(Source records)
+ + + +
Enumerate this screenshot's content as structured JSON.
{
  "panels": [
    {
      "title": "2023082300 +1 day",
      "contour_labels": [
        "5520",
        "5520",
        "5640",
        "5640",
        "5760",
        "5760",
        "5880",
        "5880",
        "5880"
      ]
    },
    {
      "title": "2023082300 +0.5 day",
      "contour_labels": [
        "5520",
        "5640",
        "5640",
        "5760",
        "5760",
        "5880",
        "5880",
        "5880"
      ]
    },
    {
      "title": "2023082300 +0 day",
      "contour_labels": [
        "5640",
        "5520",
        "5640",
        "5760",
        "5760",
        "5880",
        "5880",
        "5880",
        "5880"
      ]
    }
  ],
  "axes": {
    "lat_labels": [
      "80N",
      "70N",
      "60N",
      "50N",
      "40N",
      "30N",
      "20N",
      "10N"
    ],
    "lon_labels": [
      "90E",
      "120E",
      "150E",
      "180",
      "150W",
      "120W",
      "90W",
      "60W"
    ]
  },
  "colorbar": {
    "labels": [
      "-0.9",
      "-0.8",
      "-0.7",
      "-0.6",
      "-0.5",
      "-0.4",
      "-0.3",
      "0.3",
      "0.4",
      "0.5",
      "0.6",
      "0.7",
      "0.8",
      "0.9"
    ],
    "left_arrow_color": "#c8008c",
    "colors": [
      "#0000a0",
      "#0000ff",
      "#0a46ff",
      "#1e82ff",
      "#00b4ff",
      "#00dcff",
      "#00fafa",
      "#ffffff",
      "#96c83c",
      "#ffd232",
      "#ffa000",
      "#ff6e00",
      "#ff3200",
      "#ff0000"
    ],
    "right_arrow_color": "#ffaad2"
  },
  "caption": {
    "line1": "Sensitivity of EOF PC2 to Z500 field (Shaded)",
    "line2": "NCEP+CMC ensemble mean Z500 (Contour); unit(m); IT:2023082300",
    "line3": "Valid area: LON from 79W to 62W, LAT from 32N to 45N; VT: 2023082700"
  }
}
+ + + +
Exercise brief: Give the listing above again, word for word.

Solution:
Enumerate this screenshot's content as structured JSON.
{
  "panels": [
    {
      "title": "2023082300 +1 day",
      "contour_labels": [
        "5520",
        "5520",
        "5640",
        "5640",
        "5760",
        "5760",
        "5880",
        "5880",
        "5880"
      ]
    },
    {
      "title": "2023082300 +0.5 day",
      "contour_labels": [
        "5520",
        "5640",
        "5640",
        "5760",
        "5760",
        "5880",
        "5880",
        "5880"
      ]
    },
    {
      "title": "2023082300 +0 day",
      "contour_labels": [
        "5640",
        "5520",
        "5640",
        "5760",
        "5760",
        "5880",
        "5880",
        "5880",
        "5880"
      ]
    }
  ],
  "axes": {
    "lat_labels": [
      "80N",
      "70N",
      "60N",
      "50N",
      "40N",
      "30N",
      "20N",
      "10N"
    ],
    "lon_labels": [
      "90E",
      "120E",
      "150E",
      "180",
      "150W",
      "120W",
      "90W",
      "60W"
    ]
  },
  "colorbar": {
    "labels": [
      "-0.9",
      "-0.8",
      "-0.7",
      "-0.6",
      "-0.5",
      "-0.4",
      "-0.3",
      "0.3",
      "0.4",
      "0.5",
      "0.6",
      "0.7",
      "0.8",
      "0.9"
    ],
    "left_arrow_color": "#c8008c",
    "colors": [
      "#0000a0",
      "#0000ff",
      "#0a46ff",
      "#1e82ff",
      "#00b4ff",
      "#00dcff",
      "#00fafa",
      "#ffffff",
      "#96c83c",
      "#ffd232",
      "#ffa000",
      "#ff6e00",
      "#ff3200",
      "#ff0000"
    ],
    "right_arrow_color": "#ffaad2"
  },
  "caption": {
    "line1": "Sensitivity of EOF PC2 to Z500 field (Shaded)",
    "line2": "NCEP+CMC ensemble mean Z500 (Contour); unit(m); IT:2023082300",
    "line3": "Valid area: LON from 79W to 62W, LAT from 32N to 45N; VT: 2023082700"
  }
}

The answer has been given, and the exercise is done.